• TASK INSTRUCTIONS:
Lift every line from the entries that includes the word "快速排序".
• • •
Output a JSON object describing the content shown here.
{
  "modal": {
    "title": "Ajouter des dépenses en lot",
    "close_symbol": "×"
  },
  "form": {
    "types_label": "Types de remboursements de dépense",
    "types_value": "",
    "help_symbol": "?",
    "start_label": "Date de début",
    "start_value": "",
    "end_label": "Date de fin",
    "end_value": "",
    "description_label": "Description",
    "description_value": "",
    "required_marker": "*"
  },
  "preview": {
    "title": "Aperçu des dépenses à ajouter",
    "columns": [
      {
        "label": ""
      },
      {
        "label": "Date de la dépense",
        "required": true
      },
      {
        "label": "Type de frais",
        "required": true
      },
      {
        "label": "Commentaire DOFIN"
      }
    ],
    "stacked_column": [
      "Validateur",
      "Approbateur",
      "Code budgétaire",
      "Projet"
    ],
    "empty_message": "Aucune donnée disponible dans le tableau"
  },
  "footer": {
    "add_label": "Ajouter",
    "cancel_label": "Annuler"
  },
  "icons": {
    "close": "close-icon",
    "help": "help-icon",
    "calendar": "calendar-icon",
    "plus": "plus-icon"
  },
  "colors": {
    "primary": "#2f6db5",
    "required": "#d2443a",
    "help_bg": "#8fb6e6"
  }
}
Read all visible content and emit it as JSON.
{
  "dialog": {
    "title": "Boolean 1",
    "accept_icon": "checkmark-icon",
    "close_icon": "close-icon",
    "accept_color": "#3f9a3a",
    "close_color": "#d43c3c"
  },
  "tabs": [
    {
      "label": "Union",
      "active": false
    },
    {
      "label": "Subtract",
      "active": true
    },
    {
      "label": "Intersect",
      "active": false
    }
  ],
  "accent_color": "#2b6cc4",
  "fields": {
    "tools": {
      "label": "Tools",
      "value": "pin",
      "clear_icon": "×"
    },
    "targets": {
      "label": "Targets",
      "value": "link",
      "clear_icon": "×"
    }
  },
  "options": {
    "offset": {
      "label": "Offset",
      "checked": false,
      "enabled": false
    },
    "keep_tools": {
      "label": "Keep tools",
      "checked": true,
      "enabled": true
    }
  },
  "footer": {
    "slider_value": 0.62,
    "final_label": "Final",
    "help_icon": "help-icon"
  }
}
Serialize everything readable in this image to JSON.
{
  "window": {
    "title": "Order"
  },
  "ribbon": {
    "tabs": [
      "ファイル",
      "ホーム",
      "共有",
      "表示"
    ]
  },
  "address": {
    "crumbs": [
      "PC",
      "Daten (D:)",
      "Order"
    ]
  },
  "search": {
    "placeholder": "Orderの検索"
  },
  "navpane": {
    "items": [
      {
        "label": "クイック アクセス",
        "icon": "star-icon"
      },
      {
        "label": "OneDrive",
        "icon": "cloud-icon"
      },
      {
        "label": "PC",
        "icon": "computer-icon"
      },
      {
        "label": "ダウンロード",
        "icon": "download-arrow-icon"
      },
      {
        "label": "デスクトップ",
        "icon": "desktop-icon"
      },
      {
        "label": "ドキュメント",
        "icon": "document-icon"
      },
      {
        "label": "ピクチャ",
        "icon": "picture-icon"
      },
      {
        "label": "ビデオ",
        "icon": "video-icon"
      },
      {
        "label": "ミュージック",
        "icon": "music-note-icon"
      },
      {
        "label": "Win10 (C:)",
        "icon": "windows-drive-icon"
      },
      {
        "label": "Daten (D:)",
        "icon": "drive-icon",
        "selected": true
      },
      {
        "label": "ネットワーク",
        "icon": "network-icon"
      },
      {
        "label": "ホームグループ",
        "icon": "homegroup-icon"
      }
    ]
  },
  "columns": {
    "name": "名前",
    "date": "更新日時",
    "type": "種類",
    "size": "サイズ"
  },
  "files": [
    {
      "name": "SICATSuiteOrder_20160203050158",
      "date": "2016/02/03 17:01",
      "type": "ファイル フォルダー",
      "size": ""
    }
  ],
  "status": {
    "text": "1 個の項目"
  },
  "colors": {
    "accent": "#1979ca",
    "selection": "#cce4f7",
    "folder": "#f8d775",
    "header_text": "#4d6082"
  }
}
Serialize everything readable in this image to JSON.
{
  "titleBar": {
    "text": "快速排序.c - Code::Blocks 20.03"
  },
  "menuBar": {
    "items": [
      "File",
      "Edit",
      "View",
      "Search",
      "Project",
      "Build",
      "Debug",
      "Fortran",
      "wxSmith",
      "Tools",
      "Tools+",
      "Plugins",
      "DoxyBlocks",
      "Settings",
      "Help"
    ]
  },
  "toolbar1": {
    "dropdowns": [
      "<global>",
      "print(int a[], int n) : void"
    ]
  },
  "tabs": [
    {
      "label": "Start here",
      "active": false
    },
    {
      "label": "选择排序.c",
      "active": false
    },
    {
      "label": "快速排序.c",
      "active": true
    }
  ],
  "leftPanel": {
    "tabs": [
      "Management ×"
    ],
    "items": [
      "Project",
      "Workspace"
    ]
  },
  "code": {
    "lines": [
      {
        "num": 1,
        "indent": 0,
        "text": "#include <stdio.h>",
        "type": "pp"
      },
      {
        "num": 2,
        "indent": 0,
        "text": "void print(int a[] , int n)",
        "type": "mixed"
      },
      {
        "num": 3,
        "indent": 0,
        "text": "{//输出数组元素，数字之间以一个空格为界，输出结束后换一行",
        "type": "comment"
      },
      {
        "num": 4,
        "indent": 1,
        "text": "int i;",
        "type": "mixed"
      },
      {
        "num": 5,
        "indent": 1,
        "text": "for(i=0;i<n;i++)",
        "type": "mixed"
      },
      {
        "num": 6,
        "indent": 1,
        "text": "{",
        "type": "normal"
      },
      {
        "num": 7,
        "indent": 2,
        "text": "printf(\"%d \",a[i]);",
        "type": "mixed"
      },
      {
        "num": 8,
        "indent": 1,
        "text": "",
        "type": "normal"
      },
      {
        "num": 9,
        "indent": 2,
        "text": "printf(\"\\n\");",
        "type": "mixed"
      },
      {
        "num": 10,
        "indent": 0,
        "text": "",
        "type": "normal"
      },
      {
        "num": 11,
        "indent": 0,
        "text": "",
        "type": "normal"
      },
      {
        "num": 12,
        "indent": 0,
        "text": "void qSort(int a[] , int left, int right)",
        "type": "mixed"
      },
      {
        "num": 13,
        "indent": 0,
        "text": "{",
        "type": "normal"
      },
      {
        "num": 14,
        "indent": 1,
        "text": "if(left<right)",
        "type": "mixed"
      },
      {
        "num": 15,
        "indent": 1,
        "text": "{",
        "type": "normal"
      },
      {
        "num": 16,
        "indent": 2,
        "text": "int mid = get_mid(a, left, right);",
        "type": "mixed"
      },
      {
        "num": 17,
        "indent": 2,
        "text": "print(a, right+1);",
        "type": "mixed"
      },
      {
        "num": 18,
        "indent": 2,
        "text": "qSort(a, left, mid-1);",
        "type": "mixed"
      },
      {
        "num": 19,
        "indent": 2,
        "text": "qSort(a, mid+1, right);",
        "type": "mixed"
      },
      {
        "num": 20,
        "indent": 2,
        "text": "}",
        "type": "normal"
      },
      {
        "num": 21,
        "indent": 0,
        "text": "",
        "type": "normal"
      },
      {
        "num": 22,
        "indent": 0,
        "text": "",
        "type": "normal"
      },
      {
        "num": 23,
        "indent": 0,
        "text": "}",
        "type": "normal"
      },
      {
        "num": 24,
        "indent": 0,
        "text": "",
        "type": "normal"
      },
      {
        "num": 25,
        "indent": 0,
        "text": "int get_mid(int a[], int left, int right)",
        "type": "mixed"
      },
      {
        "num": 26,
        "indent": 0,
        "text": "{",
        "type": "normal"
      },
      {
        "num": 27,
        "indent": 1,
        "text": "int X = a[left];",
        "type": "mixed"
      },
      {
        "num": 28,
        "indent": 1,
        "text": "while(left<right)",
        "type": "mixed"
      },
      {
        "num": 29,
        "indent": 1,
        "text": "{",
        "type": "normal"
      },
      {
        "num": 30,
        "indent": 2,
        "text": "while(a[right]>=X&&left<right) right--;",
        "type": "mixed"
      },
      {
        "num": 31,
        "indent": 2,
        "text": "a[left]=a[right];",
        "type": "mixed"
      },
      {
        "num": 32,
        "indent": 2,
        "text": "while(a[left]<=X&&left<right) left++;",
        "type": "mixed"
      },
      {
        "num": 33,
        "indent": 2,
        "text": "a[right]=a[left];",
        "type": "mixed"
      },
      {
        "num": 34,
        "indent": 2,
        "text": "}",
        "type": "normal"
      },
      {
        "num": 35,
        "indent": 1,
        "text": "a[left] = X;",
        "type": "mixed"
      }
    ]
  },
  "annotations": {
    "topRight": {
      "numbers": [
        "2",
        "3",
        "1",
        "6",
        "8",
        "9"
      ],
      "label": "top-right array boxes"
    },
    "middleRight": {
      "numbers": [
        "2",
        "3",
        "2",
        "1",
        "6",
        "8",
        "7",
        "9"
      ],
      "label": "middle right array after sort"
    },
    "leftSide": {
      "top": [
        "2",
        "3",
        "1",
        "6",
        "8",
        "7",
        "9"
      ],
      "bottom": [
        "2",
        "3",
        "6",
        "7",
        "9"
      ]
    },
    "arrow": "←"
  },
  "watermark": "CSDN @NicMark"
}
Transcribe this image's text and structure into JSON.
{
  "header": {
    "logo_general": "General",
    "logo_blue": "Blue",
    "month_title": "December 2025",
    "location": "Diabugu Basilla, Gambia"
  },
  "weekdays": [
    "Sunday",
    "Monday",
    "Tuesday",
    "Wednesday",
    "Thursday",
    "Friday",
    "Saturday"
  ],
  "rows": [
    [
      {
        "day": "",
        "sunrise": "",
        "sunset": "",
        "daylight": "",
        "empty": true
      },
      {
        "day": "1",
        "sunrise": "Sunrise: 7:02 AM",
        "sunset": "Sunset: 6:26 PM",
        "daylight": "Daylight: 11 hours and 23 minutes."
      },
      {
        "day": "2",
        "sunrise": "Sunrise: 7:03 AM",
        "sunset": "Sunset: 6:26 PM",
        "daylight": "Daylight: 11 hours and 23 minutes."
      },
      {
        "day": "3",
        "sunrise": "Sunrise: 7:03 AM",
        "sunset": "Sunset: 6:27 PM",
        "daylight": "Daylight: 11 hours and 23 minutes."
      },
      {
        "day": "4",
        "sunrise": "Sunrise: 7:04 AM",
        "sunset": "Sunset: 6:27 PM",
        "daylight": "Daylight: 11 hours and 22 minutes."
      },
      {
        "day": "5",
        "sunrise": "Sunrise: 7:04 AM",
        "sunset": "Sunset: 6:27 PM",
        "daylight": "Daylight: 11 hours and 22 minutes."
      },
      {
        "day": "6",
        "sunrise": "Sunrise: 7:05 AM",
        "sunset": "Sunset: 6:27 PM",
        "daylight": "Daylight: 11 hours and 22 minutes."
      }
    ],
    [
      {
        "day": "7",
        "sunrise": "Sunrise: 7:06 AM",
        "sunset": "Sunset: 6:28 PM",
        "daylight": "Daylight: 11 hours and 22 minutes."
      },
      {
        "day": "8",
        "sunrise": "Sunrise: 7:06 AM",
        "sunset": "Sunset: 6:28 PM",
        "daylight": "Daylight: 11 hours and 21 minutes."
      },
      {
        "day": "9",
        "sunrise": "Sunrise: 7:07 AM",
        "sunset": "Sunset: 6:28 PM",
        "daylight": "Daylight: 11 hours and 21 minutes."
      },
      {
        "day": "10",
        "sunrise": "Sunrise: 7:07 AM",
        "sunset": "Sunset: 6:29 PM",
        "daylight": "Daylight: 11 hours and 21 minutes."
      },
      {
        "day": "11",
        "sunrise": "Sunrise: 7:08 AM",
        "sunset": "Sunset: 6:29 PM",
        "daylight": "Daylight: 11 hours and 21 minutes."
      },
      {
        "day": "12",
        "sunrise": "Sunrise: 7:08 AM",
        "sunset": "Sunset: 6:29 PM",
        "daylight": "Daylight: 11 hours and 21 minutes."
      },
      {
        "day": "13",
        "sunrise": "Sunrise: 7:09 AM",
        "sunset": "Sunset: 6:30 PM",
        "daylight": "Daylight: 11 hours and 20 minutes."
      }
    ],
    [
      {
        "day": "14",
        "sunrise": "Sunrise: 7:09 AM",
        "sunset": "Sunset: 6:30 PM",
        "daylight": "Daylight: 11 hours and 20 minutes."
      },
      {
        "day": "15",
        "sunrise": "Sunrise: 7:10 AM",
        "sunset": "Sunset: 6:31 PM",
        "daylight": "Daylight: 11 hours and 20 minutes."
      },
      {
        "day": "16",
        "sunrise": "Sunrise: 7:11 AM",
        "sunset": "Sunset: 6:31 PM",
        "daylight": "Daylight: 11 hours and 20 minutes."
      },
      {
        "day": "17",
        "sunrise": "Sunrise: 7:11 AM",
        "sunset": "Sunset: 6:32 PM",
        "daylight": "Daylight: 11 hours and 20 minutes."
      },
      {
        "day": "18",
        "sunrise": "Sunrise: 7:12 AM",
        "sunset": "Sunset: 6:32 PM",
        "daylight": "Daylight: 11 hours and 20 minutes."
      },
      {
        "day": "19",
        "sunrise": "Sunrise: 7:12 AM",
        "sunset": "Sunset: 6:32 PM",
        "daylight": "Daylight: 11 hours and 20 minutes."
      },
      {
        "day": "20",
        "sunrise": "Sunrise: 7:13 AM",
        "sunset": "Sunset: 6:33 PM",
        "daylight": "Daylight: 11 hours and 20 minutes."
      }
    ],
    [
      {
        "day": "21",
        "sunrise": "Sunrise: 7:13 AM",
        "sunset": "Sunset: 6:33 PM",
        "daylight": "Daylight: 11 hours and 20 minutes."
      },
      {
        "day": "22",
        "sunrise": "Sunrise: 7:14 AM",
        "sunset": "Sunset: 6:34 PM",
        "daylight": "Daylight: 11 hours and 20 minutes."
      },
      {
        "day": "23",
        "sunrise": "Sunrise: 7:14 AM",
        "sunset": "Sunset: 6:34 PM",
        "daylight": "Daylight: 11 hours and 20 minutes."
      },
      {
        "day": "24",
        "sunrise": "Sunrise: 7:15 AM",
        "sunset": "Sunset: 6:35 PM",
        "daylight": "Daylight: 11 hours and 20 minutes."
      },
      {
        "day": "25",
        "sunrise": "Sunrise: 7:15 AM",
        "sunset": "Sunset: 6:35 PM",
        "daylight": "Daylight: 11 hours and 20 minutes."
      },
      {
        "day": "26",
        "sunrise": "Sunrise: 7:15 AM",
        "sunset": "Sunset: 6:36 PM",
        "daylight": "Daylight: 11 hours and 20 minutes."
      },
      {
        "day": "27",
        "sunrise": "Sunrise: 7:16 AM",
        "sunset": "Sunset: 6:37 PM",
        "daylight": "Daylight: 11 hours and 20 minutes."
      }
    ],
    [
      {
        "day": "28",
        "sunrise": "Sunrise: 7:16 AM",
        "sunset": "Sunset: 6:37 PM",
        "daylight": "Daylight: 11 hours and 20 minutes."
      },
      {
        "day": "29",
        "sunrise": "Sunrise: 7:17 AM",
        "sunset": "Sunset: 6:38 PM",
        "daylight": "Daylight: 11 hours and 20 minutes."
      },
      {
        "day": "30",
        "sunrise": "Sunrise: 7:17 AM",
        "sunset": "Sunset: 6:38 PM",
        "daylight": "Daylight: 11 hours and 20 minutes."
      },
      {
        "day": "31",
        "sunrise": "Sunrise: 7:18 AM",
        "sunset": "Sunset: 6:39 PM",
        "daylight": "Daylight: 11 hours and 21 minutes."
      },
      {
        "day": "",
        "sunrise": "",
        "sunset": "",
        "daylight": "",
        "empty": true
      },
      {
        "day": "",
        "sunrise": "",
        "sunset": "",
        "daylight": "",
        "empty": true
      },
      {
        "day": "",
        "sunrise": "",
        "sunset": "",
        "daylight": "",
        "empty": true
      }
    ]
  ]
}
• • •
• ANSWER TO THIS TASK:
    "text": "快速排序.c - Code::Blocks 20.03"
      "label": "快速排序.c",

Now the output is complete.